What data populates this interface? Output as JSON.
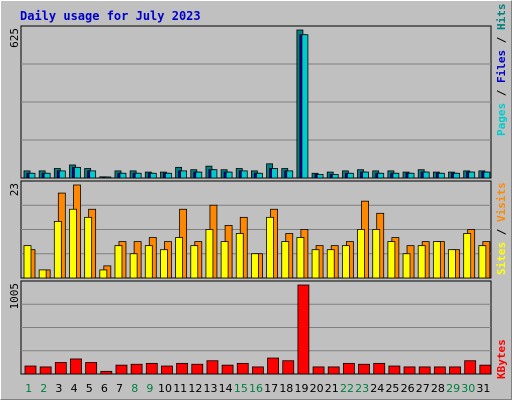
{
  "title": "Daily usage for July 2023",
  "colors": {
    "title": "#0000cc",
    "pages": "#00cccc",
    "files": "#0000cc",
    "hits": "#008080",
    "sites": "#ffff00",
    "visits": "#ff8800",
    "kbytes": "#ff0000",
    "weekend_label": "#008040",
    "weekday_label": "#000000"
  },
  "chart_data": [
    {
      "type": "bar",
      "title": "Daily usage for July 2023",
      "ylabel": "Pages / Files / Hits",
      "ymax_label": "625",
      "ylim": [
        0,
        625
      ],
      "grid": true,
      "categories": [
        "1",
        "2",
        "3",
        "4",
        "5",
        "6",
        "7",
        "8",
        "9",
        "10",
        "11",
        "12",
        "13",
        "14",
        "15",
        "16",
        "17",
        "18",
        "19",
        "20",
        "21",
        "22",
        "23",
        "24",
        "25",
        "26",
        "27",
        "28",
        "29",
        "30",
        "31"
      ],
      "series": [
        {
          "name": "Hits",
          "values": [
            30,
            30,
            40,
            55,
            40,
            5,
            30,
            30,
            25,
            25,
            45,
            35,
            50,
            35,
            40,
            30,
            60,
            40,
            625,
            20,
            25,
            30,
            35,
            30,
            30,
            25,
            35,
            25,
            25,
            30,
            30
          ]
        },
        {
          "name": "Files",
          "values": [
            20,
            20,
            30,
            45,
            30,
            3,
            20,
            20,
            20,
            20,
            30,
            25,
            35,
            25,
            30,
            20,
            40,
            30,
            605,
            15,
            15,
            20,
            25,
            20,
            20,
            20,
            25,
            20,
            20,
            25,
            25
          ]
        },
        {
          "name": "Pages",
          "values": [
            20,
            20,
            30,
            45,
            30,
            3,
            20,
            20,
            20,
            20,
            30,
            25,
            35,
            25,
            30,
            20,
            40,
            30,
            605,
            15,
            15,
            20,
            25,
            20,
            20,
            20,
            25,
            20,
            20,
            25,
            25
          ]
        }
      ]
    },
    {
      "type": "bar",
      "ylabel": "Sites / Visits",
      "ymax_label": "23",
      "ylim": [
        0,
        23
      ],
      "grid": true,
      "categories": [
        "1",
        "2",
        "3",
        "4",
        "5",
        "6",
        "7",
        "8",
        "9",
        "10",
        "11",
        "12",
        "13",
        "14",
        "15",
        "16",
        "17",
        "18",
        "19",
        "20",
        "21",
        "22",
        "23",
        "24",
        "25",
        "26",
        "27",
        "28",
        "29",
        "30",
        "31"
      ],
      "series": [
        {
          "name": "Visits",
          "values": [
            7,
            2,
            21,
            23,
            17,
            3,
            9,
            9,
            10,
            9,
            17,
            9,
            18,
            13,
            15,
            6,
            17,
            11,
            12,
            8,
            8,
            9,
            19,
            16,
            10,
            8,
            9,
            9,
            7,
            12,
            9
          ]
        },
        {
          "name": "Sites",
          "values": [
            8,
            2,
            14,
            17,
            15,
            2,
            8,
            6,
            8,
            7,
            10,
            8,
            12,
            9,
            11,
            6,
            15,
            9,
            10,
            7,
            7,
            8,
            12,
            12,
            9,
            6,
            8,
            9,
            7,
            11,
            8
          ]
        }
      ]
    },
    {
      "type": "bar",
      "ylabel": "KBytes",
      "ymax_label": "1005",
      "ylim": [
        0,
        1005
      ],
      "grid": true,
      "categories": [
        "1",
        "2",
        "3",
        "4",
        "5",
        "6",
        "7",
        "8",
        "9",
        "10",
        "11",
        "12",
        "13",
        "14",
        "15",
        "16",
        "17",
        "18",
        "19",
        "20",
        "21",
        "22",
        "23",
        "24",
        "25",
        "26",
        "27",
        "28",
        "29",
        "30",
        "31"
      ],
      "series": [
        {
          "name": "KBytes",
          "values": [
            90,
            80,
            130,
            170,
            130,
            30,
            100,
            110,
            120,
            90,
            120,
            110,
            150,
            100,
            120,
            80,
            180,
            150,
            1005,
            80,
            80,
            120,
            110,
            120,
            90,
            80,
            80,
            80,
            80,
            150,
            100
          ]
        }
      ]
    }
  ],
  "weekends": [
    1,
    2,
    8,
    9,
    15,
    16,
    22,
    23,
    29,
    30
  ]
}
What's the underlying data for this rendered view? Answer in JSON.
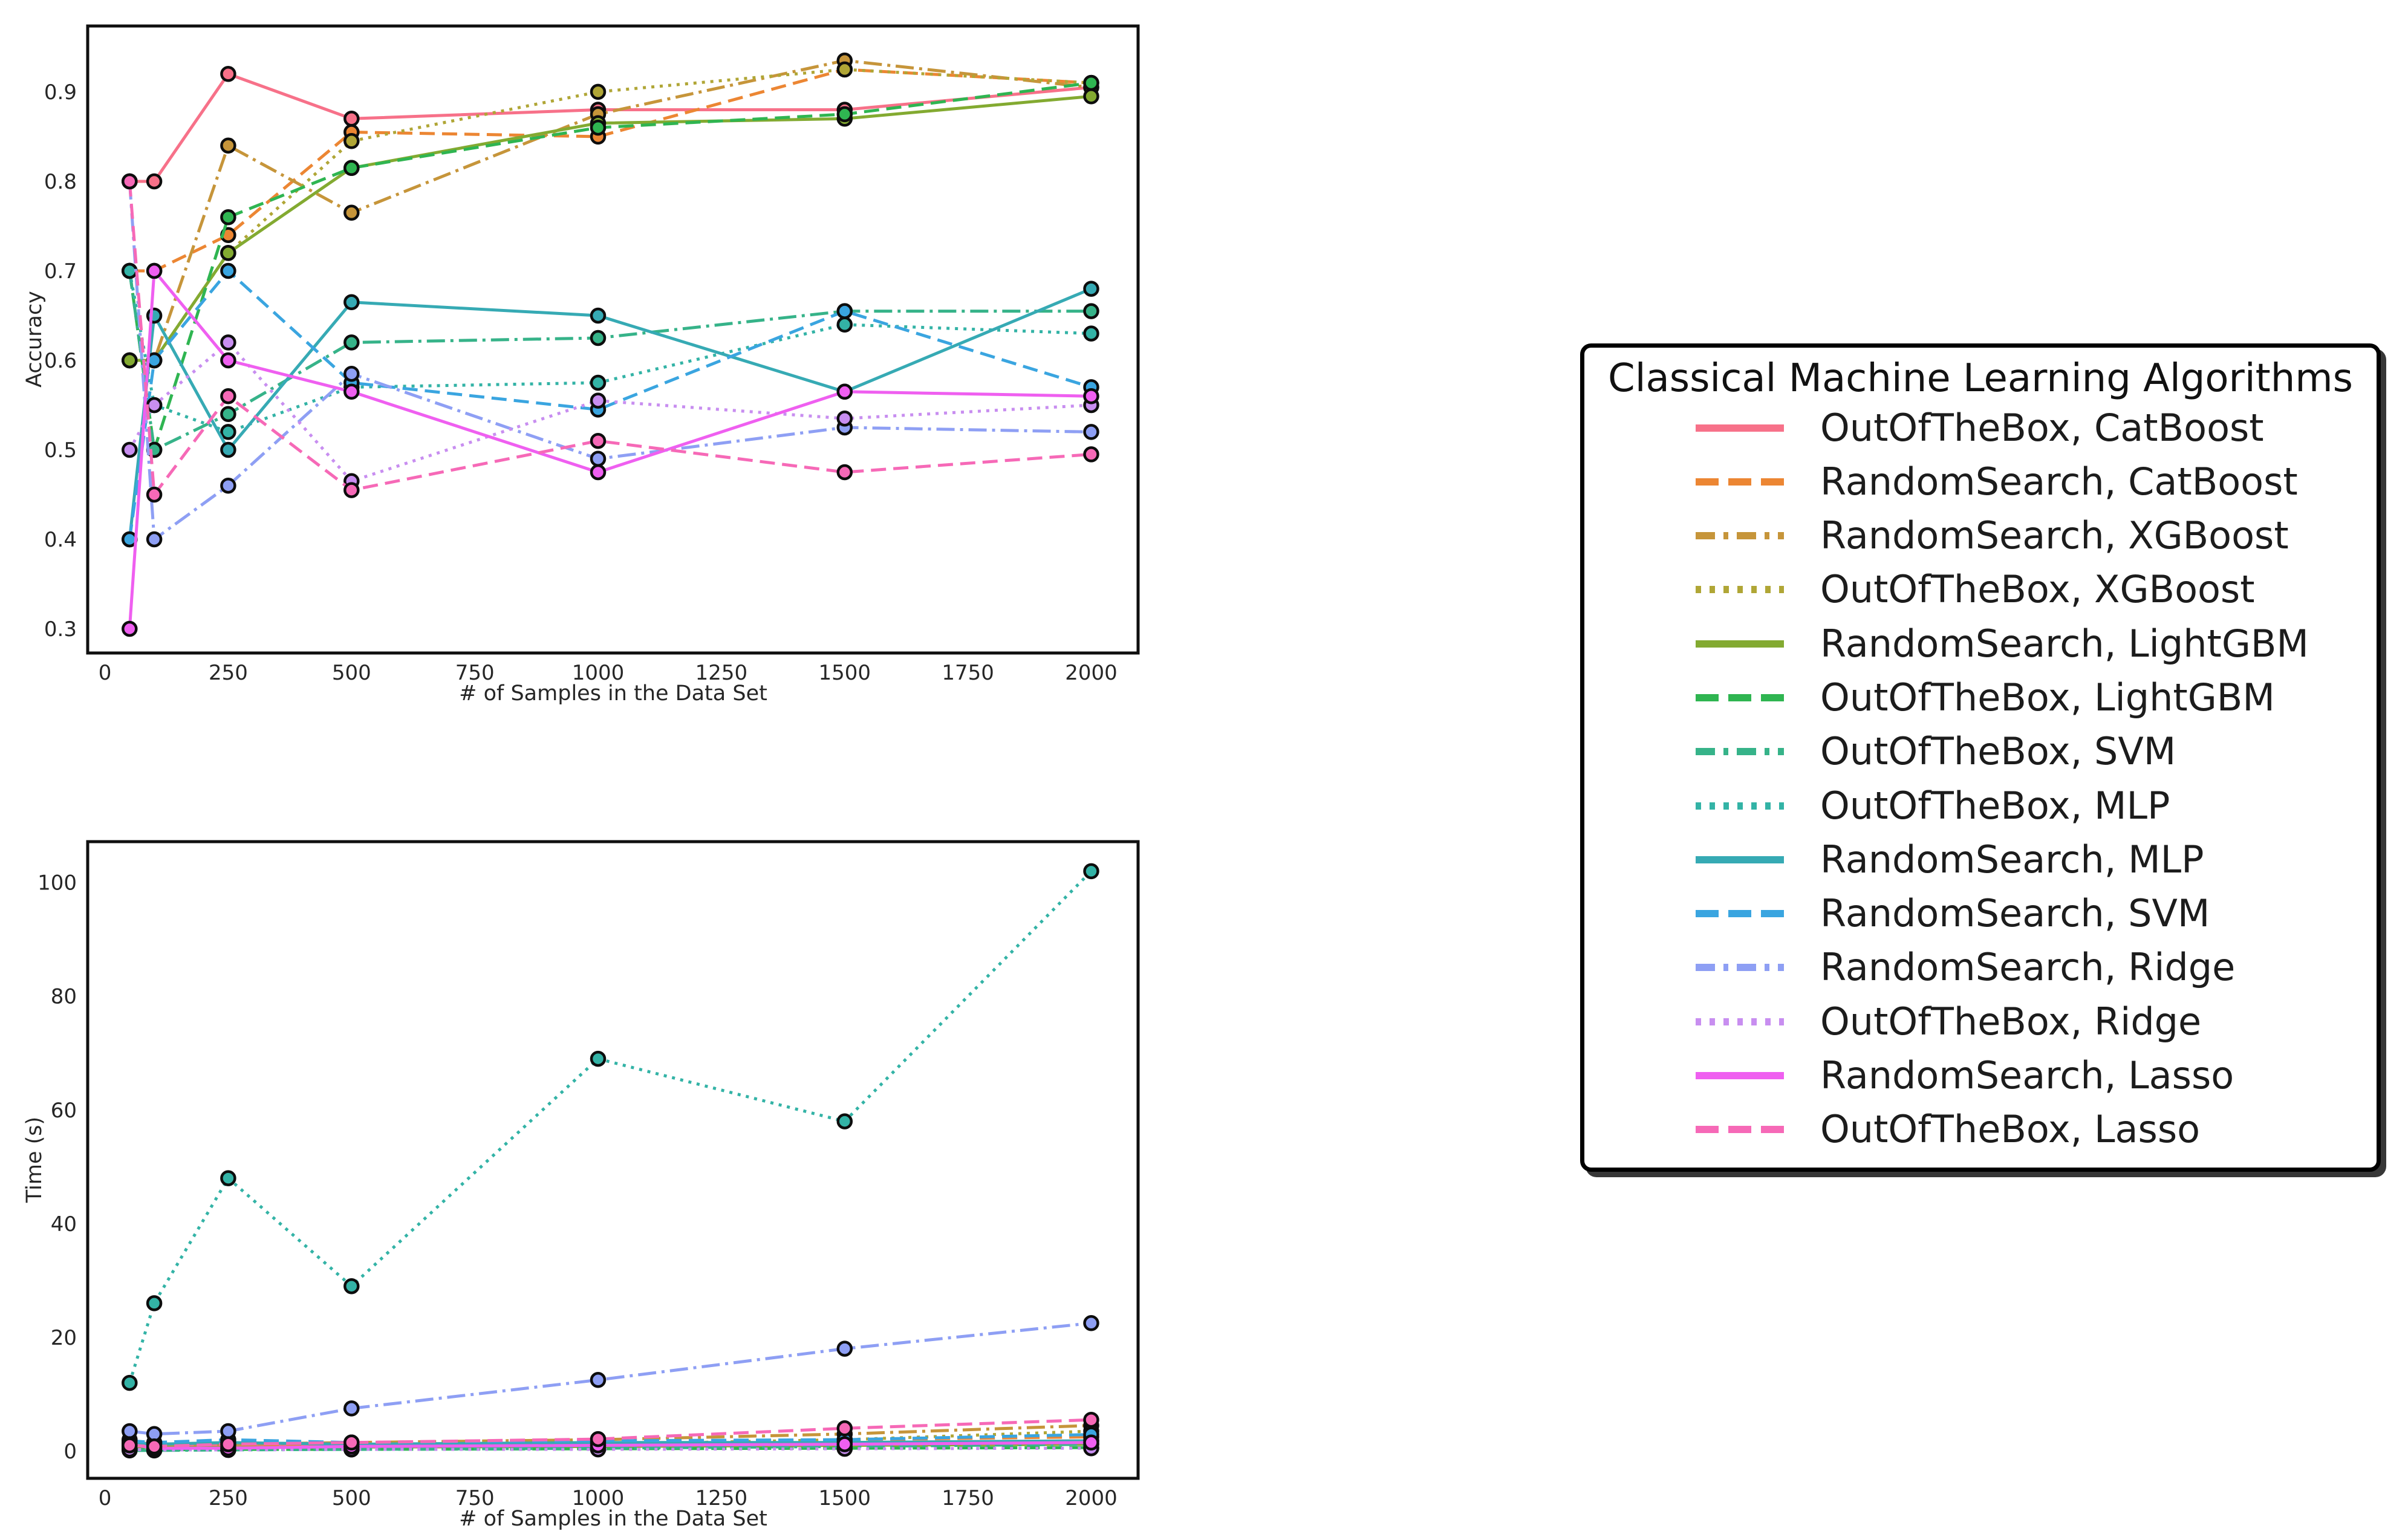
____________________
» **GIVEN INSTRUCTION**
Identify every line holding the word "July" and copy it out.

» **COMPLETED EXERCISE**
  "title": "Daily usage for July 2023",
      "title": "Daily usage for July 2023",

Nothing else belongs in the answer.